■ WHAT THIS TASK INVOLVES
Search the data for the word "installation". Reproduce every line where it is found.
+---+
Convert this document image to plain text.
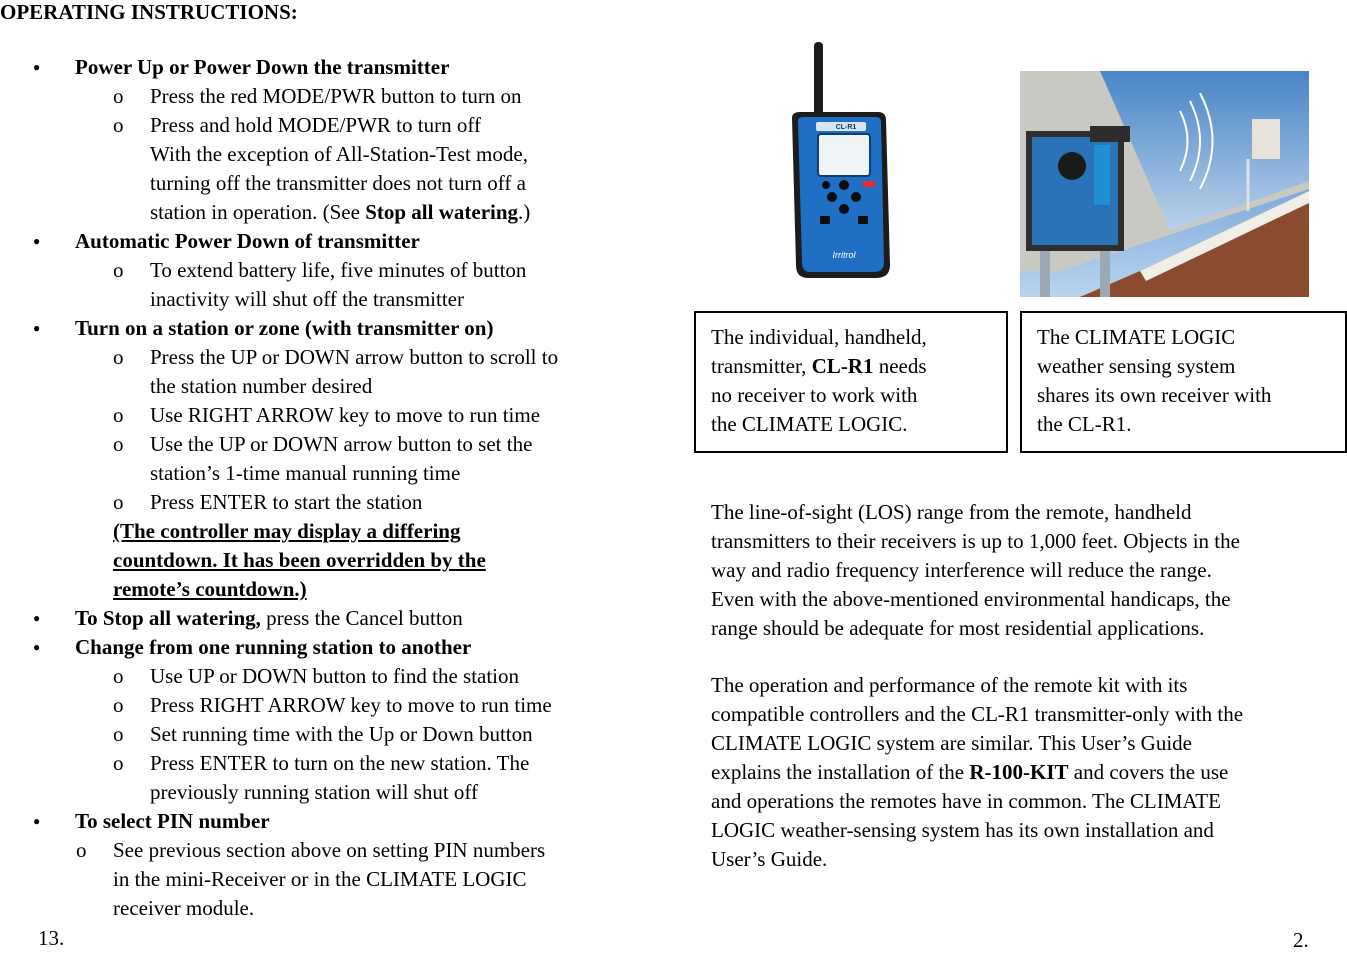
OPERATING INSTRUCTIONS:
● Power Up or Power Down the transmitter
o Press the red MODE/PWR button to turn on
o Press and hold MODE/PWR to turn off
With the exception of All-Station-Test mode,
turning off the transmitter does not turn off a
station in operation. (See Stop all watering.)
● Automatic Power Down of transmitter
o To extend battery life, five minutes of button
inactivity will shut off the transmitter
● Turn on a station or zone (with transmitter on)
o Press the UP or DOWN arrow button to scroll to
the station number desired
o Use RIGHT ARROW key to move to run time
o Use the UP or DOWN arrow button to set the
station’s 1-time manual running time
o Press ENTER to start the station
(The controller may display a differing
countdown. It has been overridden by the
remote’s countdown.)
● To Stop all watering, press the Cancel button
● Change from one running station to another
o Use UP or DOWN button to find the station
o Press RIGHT ARROW key to move to run time
o Set running time with the Up or Down button
o Press ENTER to turn on the new station. The
previously running station will shut off
● To select PIN number
o See previous section above on setting PIN numbers
in the mini-Receiver or in the CLIMATE LOGIC
receiver module.
13.	2.
CL-R1
Irritrol
The individual, handheld,
transmitter, CL-R1 needs
no receiver to work with
the CLIMATE LOGIC.
The CLIMATE LOGIC
weather sensing system
shares its own receiver with
the CL-R1.
The line-of-sight (LOS) range from the remote, handheld
transmitters to their receivers is up to 1,000 feet. Objects in the
way and radio frequency interference will reduce the range.
Even with the above-mentioned environmental handicaps, the
range should be adequate for most residential applications.
The operation and performance of the remote kit with its
compatible controllers and the CL-R1 transmitter-only with the
CLIMATE LOGIC system are similar. This User’s Guide
explains the installation of the R-100-KIT and covers the use
and operations the remotes have in common. The CLIMATE
LOGIC weather-sensing system has its own installation and
User’s Guide.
+---+
■ ANSWER TO THE EXERCISE
explains the installation of the R-100-KIT and covers the use
LOGIC weather-sensing system has its own installation and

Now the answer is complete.